__AIM OF THE EXERCISE__. The records below are to be quoted in full; please keep every word exact.

[begin TASK INPUTS]

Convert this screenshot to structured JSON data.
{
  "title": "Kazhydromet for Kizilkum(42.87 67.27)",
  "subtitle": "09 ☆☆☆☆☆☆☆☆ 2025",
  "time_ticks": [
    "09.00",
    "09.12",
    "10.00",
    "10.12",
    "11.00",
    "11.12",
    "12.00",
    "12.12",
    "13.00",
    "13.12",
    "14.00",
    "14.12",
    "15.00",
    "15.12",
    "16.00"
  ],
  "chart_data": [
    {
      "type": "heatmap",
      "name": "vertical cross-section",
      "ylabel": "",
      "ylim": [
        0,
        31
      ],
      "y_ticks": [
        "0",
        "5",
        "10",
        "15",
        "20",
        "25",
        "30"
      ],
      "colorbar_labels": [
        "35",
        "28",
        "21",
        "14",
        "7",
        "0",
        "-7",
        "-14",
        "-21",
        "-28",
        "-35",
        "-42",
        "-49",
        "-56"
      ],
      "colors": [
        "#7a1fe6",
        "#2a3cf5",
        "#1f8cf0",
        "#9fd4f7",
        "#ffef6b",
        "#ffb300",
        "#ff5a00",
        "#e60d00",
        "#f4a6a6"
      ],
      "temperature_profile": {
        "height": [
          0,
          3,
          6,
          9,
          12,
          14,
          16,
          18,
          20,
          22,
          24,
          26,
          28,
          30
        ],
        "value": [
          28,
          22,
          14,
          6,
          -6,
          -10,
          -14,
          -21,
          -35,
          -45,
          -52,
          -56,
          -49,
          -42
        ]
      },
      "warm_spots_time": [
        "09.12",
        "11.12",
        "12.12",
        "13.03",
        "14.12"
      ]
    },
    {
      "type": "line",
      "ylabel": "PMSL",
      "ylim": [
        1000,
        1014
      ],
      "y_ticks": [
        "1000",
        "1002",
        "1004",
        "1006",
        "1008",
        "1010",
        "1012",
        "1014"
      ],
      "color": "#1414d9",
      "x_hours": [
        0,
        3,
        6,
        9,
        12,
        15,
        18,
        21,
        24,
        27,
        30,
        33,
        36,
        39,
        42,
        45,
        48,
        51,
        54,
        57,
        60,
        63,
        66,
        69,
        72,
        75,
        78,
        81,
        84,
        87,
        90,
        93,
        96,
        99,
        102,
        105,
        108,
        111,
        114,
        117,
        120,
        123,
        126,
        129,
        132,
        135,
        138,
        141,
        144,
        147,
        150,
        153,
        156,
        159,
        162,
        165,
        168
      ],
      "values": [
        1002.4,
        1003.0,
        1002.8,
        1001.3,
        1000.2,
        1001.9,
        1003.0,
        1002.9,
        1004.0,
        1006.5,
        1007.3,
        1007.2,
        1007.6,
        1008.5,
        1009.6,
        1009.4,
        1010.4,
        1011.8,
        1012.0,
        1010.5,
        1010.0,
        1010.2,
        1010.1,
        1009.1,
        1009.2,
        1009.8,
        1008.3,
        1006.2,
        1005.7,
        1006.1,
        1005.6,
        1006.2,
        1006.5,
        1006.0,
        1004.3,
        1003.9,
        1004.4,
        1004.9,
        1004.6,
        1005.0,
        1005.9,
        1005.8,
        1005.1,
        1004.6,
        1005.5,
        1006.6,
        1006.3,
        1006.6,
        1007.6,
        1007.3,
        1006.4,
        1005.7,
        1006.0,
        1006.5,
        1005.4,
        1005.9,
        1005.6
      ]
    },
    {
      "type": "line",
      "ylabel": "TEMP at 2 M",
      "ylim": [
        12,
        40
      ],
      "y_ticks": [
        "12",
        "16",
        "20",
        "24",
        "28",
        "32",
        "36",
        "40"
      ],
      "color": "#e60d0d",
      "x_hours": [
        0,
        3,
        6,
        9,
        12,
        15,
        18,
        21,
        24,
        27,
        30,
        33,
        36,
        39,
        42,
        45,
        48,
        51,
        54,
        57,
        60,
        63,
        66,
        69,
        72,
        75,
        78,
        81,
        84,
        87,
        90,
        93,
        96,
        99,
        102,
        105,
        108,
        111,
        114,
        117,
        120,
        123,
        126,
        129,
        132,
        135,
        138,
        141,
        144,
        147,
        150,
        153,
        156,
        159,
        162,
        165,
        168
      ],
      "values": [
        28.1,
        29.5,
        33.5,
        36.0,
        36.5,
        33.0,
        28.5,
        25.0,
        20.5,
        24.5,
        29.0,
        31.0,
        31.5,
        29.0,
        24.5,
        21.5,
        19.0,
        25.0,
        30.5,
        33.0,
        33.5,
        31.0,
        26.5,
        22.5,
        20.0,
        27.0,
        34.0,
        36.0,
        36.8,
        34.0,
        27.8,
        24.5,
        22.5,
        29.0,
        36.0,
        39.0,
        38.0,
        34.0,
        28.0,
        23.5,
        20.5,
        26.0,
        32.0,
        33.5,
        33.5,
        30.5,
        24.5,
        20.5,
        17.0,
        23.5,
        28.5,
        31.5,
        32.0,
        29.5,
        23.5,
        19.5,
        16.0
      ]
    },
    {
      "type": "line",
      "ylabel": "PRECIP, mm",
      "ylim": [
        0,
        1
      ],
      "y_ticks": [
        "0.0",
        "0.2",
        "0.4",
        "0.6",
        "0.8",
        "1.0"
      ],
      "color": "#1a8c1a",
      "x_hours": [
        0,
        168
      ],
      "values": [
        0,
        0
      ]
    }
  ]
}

[end TASK INPUTS]

__CORRECT OUTPUT__.
Convert this screenshot to structured JSON data.
{
  "title": "Kazhydromet for Kizilkum(42.87 67.27)",
  "subtitle": "09 ☆☆☆☆☆☆☆☆ 2025",
  "time_ticks": [
    "09.00",
    "09.12",
    "10.00",
    "10.12",
    "11.00",
    "11.12",
    "12.00",
    "12.12",
    "13.00",
    "13.12",
    "14.00",
    "14.12",
    "15.00",
    "15.12",
    "16.00"
  ],
  "chart_data": [
    {
      "type": "heatmap",
      "name": "vertical cross-section",
      "ylabel": "",
      "ylim": [
        0,
        31
      ],
      "y_ticks": [
        "0",
        "5",
        "10",
        "15",
        "20",
        "25",
        "30"
      ],
      "colorbar_labels": [
        "35",
        "28",
        "21",
        "14",
        "7",
        "0",
        "-7",
        "-14",
        "-21",
        "-28",
        "-35",
        "-42",
        "-49",
        "-56"
      ],
      "colors": [
        "#7a1fe6",
        "#2a3cf5",
        "#1f8cf0",
        "#9fd4f7",
        "#ffef6b",
        "#ffb300",
        "#ff5a00",
        "#e60d00",
        "#f4a6a6"
      ],
      "temperature_profile": {
        "height": [
          0,
          3,
          6,
          9,
          12,
          14,
          16,
          18,
          20,
          22,
          24,
          26,
          28,
          30
        ],
        "value": [
          28,
          22,
          14,
          6,
          -6,
          -10,
          -14,
          -21,
          -35,
          -45,
          -52,
          -56,
          -49,
          -42
        ]
      },
      "warm_spots_time": [
        "09.12",
        "11.12",
        "12.12",
        "13.03",
        "14.12"
      ]
    },
    {
      "type": "line",
      "ylabel": "PMSL",
      "ylim": [
        1000,
        1014
      ],
      "y_ticks": [
        "1000",
        "1002",
        "1004",
        "1006",
        "1008",
        "1010",
        "1012",
        "1014"
      ],
      "color": "#1414d9",
      "x_hours": [
        0,
        3,
        6,
        9,
        12,
        15,
        18,
        21,
        24,
        27,
        30,
        33,
        36,
        39,
        42,
        45,
        48,
        51,
        54,
        57,
        60,
        63,
        66,
        69,
        72,
        75,
        78,
        81,
        84,
        87,
        90,
        93,
        96,
        99,
        102,
        105,
        108,
        111,
        114,
        117,
        120,
        123,
        126,
        129,
        132,
        135,
        138,
        141,
        144,
        147,
        150,
        153,
        156,
        159,
        162,
        165,
        168
      ],
      "values": [
        1002.4,
        1003.0,
        1002.8,
        1001.3,
        1000.2,
        1001.9,
        1003.0,
        1002.9,
        1004.0,
        1006.5,
        1007.3,
        1007.2,
        1007.6,
        1008.5,
        1009.6,
        1009.4,
        1010.4,
        1011.8,
        1012.0,
        1010.5,
        1010.0,
        1010.2,
        1010.1,
        1009.1,
        1009.2,
        1009.8,
        1008.3,
        1006.2,
        1005.7,
        1006.1,
        1005.6,
        1006.2,
        1006.5,
        1006.0,
        1004.3,
        1003.9,
        1004.4,
        1004.9,
        1004.6,
        1005.0,
        1005.9,
        1005.8,
        1005.1,
        1004.6,
        1005.5,
        1006.6,
        1006.3,
        1006.6,
        1007.6,
        1007.3,
        1006.4,
        1005.7,
        1006.0,
        1006.5,
        1005.4,
        1005.9,
        1005.6
      ]
    },
    {
      "type": "line",
      "ylabel": "TEMP at 2 M",
      "ylim": [
        12,
        40
      ],
      "y_ticks": [
        "12",
        "16",
        "20",
        "24",
        "28",
        "32",
        "36",
        "40"
      ],
      "color": "#e60d0d",
      "x_hours": [
        0,
        3,
        6,
        9,
        12,
        15,
        18,
        21,
        24,
        27,
        30,
        33,
        36,
        39,
        42,
        45,
        48,
        51,
        54,
        57,
        60,
        63,
        66,
        69,
        72,
        75,
        78,
        81,
        84,
        87,
        90,
        93,
        96,
        99,
        102,
        105,
        108,
        111,
        114,
        117,
        120,
        123,
        126,
        129,
        132,
        135,
        138,
        141,
        144,
        147,
        150,
        153,
        156,
        159,
        162,
        165,
        168
      ],
      "values": [
        28.1,
        29.5,
        33.5,
        36.0,
        36.5,
        33.0,
        28.5,
        25.0,
        20.5,
        24.5,
        29.0,
        31.0,
        31.5,
        29.0,
        24.5,
        21.5,
        19.0,
        25.0,
        30.5,
        33.0,
        33.5,
        31.0,
        26.5,
        22.5,
        20.0,
        27.0,
        34.0,
        36.0,
        36.8,
        34.0,
        27.8,
        24.5,
        22.5,
        29.0,
        36.0,
        39.0,
        38.0,
        34.0,
        28.0,
        23.5,
        20.5,
        26.0,
        32.0,
        33.5,
        33.5,
        30.5,
        24.5,
        20.5,
        17.0,
        23.5,
        28.5,
        31.5,
        32.0,
        29.5,
        23.5,
        19.5,
        16.0
      ]
    },
    {
      "type": "line",
      "ylabel": "PRECIP, mm",
      "ylim": [
        0,
        1
      ],
      "y_ticks": [
        "0.0",
        "0.2",
        "0.4",
        "0.6",
        "0.8",
        "1.0"
      ],
      "color": "#1a8c1a",
      "x_hours": [
        0,
        168
      ],
      "values": [
        0,
        0
      ]
    }
  ]
}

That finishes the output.